=== Goal ===
Copy out all lines where "noch" appears.

=== Recorded data ===
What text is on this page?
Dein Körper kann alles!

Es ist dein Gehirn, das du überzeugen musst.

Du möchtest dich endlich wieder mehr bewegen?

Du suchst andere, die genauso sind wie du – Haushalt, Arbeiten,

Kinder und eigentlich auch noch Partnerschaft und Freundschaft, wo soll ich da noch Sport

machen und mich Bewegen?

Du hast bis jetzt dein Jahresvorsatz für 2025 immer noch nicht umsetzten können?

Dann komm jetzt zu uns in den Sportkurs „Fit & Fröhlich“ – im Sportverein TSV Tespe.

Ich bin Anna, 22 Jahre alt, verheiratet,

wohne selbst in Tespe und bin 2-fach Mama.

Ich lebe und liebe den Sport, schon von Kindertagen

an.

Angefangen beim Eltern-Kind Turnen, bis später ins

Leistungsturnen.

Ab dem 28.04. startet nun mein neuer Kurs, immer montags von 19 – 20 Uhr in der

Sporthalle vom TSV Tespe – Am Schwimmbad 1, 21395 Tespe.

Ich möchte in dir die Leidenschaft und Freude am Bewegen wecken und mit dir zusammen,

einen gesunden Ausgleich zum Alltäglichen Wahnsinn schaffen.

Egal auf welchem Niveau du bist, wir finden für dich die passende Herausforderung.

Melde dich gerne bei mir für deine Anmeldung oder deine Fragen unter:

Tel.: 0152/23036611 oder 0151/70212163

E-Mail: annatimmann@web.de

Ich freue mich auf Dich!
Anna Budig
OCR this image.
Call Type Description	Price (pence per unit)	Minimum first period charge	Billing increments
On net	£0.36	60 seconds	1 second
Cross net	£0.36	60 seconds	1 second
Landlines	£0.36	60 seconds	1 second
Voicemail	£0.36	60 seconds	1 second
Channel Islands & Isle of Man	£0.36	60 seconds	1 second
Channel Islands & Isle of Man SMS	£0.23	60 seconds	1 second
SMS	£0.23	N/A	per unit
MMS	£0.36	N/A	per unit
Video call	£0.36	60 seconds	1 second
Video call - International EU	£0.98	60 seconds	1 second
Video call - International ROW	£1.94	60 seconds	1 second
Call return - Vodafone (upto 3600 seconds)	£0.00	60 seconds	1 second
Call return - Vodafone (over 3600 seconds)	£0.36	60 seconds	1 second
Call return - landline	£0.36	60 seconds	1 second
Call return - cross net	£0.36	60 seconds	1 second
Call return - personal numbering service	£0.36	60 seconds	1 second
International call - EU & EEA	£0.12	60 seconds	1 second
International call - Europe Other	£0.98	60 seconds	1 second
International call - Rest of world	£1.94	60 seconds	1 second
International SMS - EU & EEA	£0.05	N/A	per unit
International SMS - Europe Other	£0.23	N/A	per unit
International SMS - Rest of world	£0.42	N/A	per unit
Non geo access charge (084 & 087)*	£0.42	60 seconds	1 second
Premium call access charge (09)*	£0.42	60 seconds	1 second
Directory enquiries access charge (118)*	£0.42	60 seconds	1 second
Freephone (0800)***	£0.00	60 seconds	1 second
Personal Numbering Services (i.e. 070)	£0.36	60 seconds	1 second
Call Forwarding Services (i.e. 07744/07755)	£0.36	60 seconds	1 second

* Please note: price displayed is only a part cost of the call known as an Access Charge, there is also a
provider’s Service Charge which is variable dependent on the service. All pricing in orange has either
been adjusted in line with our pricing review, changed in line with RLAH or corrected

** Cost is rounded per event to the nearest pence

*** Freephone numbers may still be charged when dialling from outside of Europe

=== Written response ===
Kinder und eigentlich auch noch Partnerschaft und Freundschaft, wo soll ich da noch Sport
Du hast bis jetzt dein Jahresvorsatz für 2025 immer noch nicht umsetzten können?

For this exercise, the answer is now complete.